Work to be completed —
Say how many of the lines below contain the word "peuvent"; nothing else belongs in the answer.

[Entries of transcribed document text]
==================================================

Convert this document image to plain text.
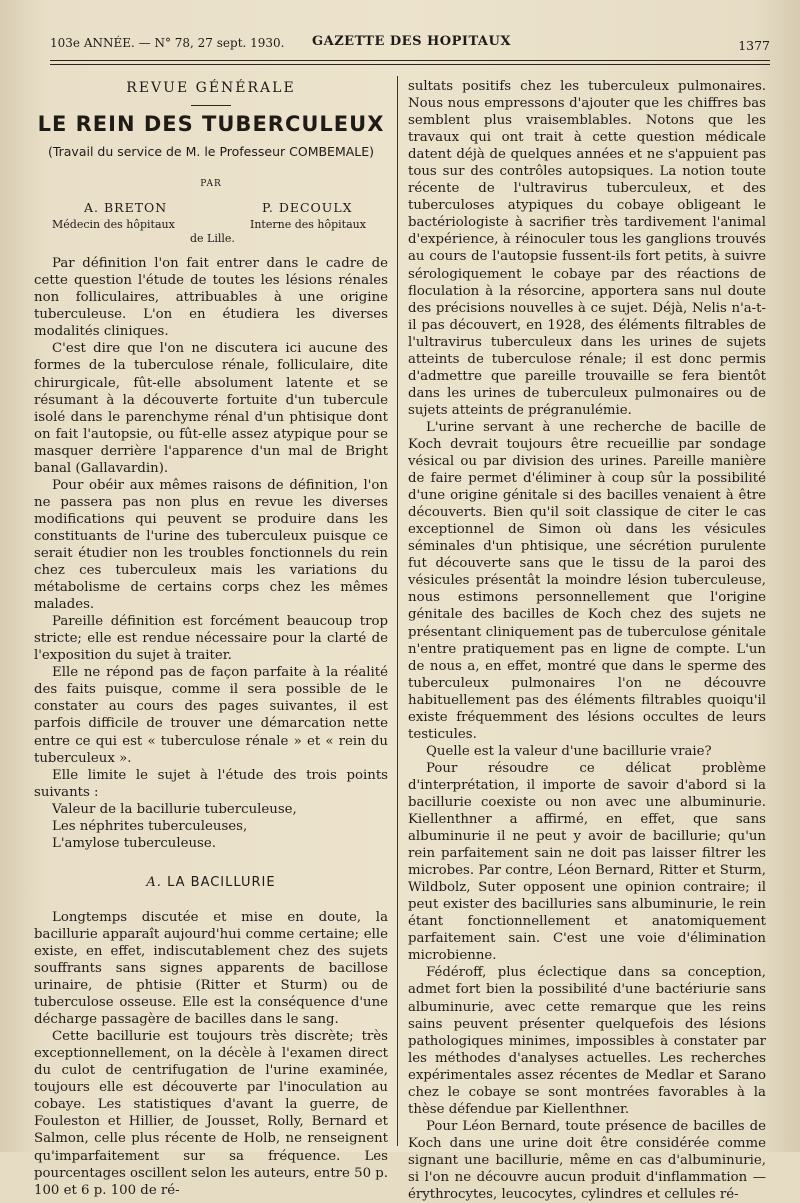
103e ANNÉE. — N° 78, 27 sept. 1930. GAZETTE DES HOPITAUX	1377
REVUE GÉNÉRALE
LE REIN DES TUBERCULEUX
(Travail du service de M. le Professeur COMBEMALE)
PAR
A. BRETON
Médecin des hôpitaux
P. DECOULX
Interne des hôpitaux
de Lille.

Par définition l'on fait entrer dans le cadre de cette question l'étude de toutes les lésions rénales non folliculaires, attribuables à une origine tuberculeuse. L'on en étudiera les diverses modalités cliniques.

C'est dire que l'on ne discutera ici aucune des formes de la tuberculose rénale, folliculaire, dite chirurgicale, fût-elle absolument latente et se résumant à la découverte fortuite d'un tubercule isolé dans le parenchyme rénal d'un phtisique dont on fait l'autopsie, ou fût-elle assez atypique pour se masquer derrière l'apparence d'un mal de Bright banal (Gallavardin).

Pour obéir aux mêmes raisons de définition, l'on ne passera pas non plus en revue les diverses modifications qui peuvent se produire dans les constituants de l'urine des tuberculeux puisque ce serait étudier non les troubles fonctionnels du rein chez ces tuberculeux mais les variations du métabolisme de certains corps chez les mêmes malades.

Pareille définition est forcément beaucoup trop stricte; elle est rendue nécessaire pour la clarté de l'exposition du sujet à traiter.

Elle ne répond pas de façon parfaite à la réalité des faits puisque, comme il sera possible de le constater au cours des pages suivantes, il est parfois difficile de trouver une démarcation nette entre ce qui est « tuberculose rénale » et « rein du tuberculeux ».

Elle limite le sujet à l'étude des trois points suivants :

Valeur de la bacillurie tuberculeuse,
Les néphrites tuberculeuses,
L'amylose tuberculeuse.
A. LA BACILLURIE

Longtemps discutée et mise en doute, la bacillurie apparaît aujourd'hui comme certaine; elle existe, en effet, indiscutablement chez des sujets souffrants sans signes apparents de bacillose urinaire, de phtisie (Ritter et Sturm) ou de tuberculose osseuse. Elle est la conséquence d'une décharge passagère de bacilles dans le sang.

Cette bacillurie est toujours très discrète; très exceptionnellement, on la décèle à l'examen direct du culot de centrifugation de l'urine examinée, toujours elle est découverte par l'inoculation au cobaye. Les statistiques d'avant la guerre, de Fouleston et Hillier, de Jousset, Rolly, Bernard et Salmon, celle plus récente de Holb, ne renseignent qu'imparfaitement sur sa fréquence. Les pourcentages oscillent selon les auteurs, entre 50 p. 100 et 6 p. 100 de ré-

sultats positifs chez les tuberculeux pulmonaires. Nous nous empressons d'ajouter que les chiffres bas semblent plus vraisemblables. Notons que les travaux qui ont trait à cette question médicale datent déjà de quelques années et ne s'appuient pas tous sur des contrôles autopsiques. La notion toute récente de l'ultravirus tuberculeux, et des tuberculoses atypiques du cobaye obligeant le bactériologiste à sacrifier très tardivement l'animal d'expérience, à réinoculer tous les ganglions trouvés au cours de l'autopsie fussent-ils fort petits, à suivre sérologiquement le cobaye par des réactions de floculation à la résorcine, apportera sans nul doute des précisions nouvelles à ce sujet. Déjà, Nelis n'a-t-il pas découvert, en 1928, des éléments filtrables de l'ultravirus tuberculeux dans les urines de sujets atteints de tuberculose rénale; il est donc permis d'admettre que pareille trouvaille se fera bientôt dans les urines de tuberculeux pulmonaires ou de sujets atteints de prégranulémie.

L'urine servant à une recherche de bacille de Koch devrait toujours être recueillie par sondage vésical ou par division des urines. Pareille manière de faire permet d'éliminer à coup sûr la possibilité d'une origine génitale si des bacilles venaient à être découverts. Bien qu'il soit classique de citer le cas exceptionnel de Simon où dans les vésicules séminales d'un phtisique, une sécrétion purulente fut découverte sans que le tissu de la paroi des vésicules présentât la moindre lésion tuberculeuse, nous estimons personnellement que l'origine génitale des bacilles de Koch chez des sujets ne présentant cliniquement pas de tuberculose génitale n'entre pratiquement pas en ligne de compte. L'un de nous a, en effet, montré que dans le sperme des tuberculeux pulmonaires l'on ne découvre habituellement pas des éléments filtrables quoiqu'il existe fréquemment des lésions occultes de leurs testicules.

Quelle est la valeur d'une bacillurie vraie?

Pour résoudre ce délicat problème d'interprétation, il importe de savoir d'abord si la bacillurie coexiste ou non avec une albuminurie. Kiellenthner a affirmé, en effet, que sans albuminurie il ne peut y avoir de bacillurie; qu'un rein parfaitement sain ne doit pas laisser filtrer les microbes. Par contre, Léon Bernard, Ritter et Sturm, Wildbolz, Suter opposent une opinion contraire; il peut exister des bacilluries sans albuminurie, le rein étant fonctionnellement et anatomiquement parfaitement sain. C'est une voie d'élimination microbienne.

Fédéroff, plus éclectique dans sa conception, admet fort bien la possibilité d'une bactériurie sans albuminurie, avec cette remarque que les reins sains peuvent présenter quelquefois des lésions pathologiques minimes, impossibles à constater par les méthodes d'analyses actuelles. Les recherches expérimentales assez récentes de Medlar et Sarano chez le cobaye se sont montrées favorables à la thèse défendue par Kiellenthner.

Pour Léon Bernard, toute présence de bacilles de Koch dans une urine doit être considérée comme signant une bacillurie, même en cas d'albuminurie, si l'on ne découvre aucun produit d'inflammation — érythrocytes, leucocytes, cylindres et cellules ré-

==================================================

Expected output —
2